[Given text — start]

Screen Rant
- Website type: Infotainment
- Available in: English
- Headquarters: Saint-Laurent, Quebec, Canada
- Founder: Vic Holtreman
- Parent: Valnet
- Website: screenrant.com
- Commercial: Yes
- Launched: 13 November 2003; 22 years ago
- Current status: Active

YouTube information
- Channel: Screen Rant;
- Years active: 2008–present
- Genre: Review
- Subscribers: 8.43 million
- Views: 4.56 billion

= Screen Rant =

Entertainment news website

Screen Rant is an entertainment website that offers news in the fields of television, films, video games, and comic books. It is owned by Valnet, parent of publications including Comic Book Resources, Collider, MovieWeb and XDA Developers.

==History==
Screen Rant was launched by Vic Holtreman in 2003. In February 2015, Screen Rant was acquired by Valnet, an online media company based in Montreal, Quebec. It was combined with its sister site, Game Rant, in 2019, when Valnet acquired the other publication. Screen Rant founder, Vic Holtreman, who had served as the company's CEO, sold the website to Valnet.

Screen Rant features a video series called Pitch Meeting by YouTube comedian Ryan George. In the series, George plays both a screenwriter and a film producer in a pitch for a film or television series, describing its plot in a humorous way that highlights various inconsistencies.

==Screen Awards==
In 2025, Screen Rant, in partnership with Valnet properties Collider, CBR, and MovieWeb, announced the first Screen Awards, honoring achievements in film, television, and anime.

===2025===
The inaugural nominees were announced on December 10, 2025. The winners were announced on December 24.

[Given text — finish]
[Stored data — start]

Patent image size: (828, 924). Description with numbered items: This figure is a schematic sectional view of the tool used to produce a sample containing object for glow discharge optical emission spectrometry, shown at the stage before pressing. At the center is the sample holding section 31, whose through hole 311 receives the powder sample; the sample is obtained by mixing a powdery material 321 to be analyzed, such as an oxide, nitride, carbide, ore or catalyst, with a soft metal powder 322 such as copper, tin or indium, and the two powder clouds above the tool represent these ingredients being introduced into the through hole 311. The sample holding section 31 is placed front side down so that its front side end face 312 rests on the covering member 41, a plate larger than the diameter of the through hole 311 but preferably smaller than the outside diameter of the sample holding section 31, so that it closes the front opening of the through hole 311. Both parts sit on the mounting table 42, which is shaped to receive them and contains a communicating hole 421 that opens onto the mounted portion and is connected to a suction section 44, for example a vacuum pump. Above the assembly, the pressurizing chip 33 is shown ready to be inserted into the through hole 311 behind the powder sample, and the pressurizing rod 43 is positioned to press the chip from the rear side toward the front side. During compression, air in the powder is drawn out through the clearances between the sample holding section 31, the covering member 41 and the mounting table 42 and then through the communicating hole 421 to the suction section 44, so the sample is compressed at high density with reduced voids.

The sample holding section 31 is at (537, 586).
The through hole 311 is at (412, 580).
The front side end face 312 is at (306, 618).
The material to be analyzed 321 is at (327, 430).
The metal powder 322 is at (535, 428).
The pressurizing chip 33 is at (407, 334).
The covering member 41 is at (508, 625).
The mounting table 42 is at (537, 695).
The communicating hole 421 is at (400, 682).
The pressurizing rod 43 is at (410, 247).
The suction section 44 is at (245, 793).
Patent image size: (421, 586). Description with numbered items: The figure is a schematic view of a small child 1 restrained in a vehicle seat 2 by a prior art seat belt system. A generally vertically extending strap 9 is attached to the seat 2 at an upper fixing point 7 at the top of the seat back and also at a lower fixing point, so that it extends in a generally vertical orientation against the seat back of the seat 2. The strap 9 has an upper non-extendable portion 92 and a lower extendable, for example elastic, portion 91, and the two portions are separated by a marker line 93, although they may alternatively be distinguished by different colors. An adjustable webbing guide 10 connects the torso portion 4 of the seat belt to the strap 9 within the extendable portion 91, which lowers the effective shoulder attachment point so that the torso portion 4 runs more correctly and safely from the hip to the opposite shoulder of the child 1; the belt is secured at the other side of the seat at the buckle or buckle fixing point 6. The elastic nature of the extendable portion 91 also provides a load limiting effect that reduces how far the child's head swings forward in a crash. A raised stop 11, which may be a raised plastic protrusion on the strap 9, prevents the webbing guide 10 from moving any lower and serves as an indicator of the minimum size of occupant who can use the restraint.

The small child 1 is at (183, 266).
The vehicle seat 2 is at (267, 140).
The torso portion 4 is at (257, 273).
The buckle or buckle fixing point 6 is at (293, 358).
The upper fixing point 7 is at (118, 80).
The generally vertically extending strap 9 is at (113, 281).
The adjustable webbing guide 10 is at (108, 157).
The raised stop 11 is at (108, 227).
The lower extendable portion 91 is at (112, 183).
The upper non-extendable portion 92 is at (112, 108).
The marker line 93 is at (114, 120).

[Stored data — finish]

## Assignment 1
Summarize the Screen Rant article in two sentences.
## Assignment 2
Print the stretch of the Screen Rant article from "Screen Rant features" through "television, and anime.", word for word.

## Reply 1
Screen Rant is an entertainment news website covering television, films, video games, and comic books that Vic Holtreman launched in 2003 and Valnet acquired in February 2015. It features the Pitch Meeting video series by YouTube comedian Ryan George, and in 2025 it announced the first Screen Awards with the Valnet properties Collider, CBR, and MovieWeb.

## Reply 2
Screen Rant features a video series called Pitch Meeting by YouTube comedian Ryan George. In the series, George plays both a screenwriter and a film producer in a pitch for a film or television series, describing its plot in a humorous way that highlights various inconsistencies.

==Screen Awards==
In 2025, Screen Rant, in partnership with Valnet properties Collider, CBR, and MovieWeb, announced the first Screen Awards, honoring achievements in film, television, and anime.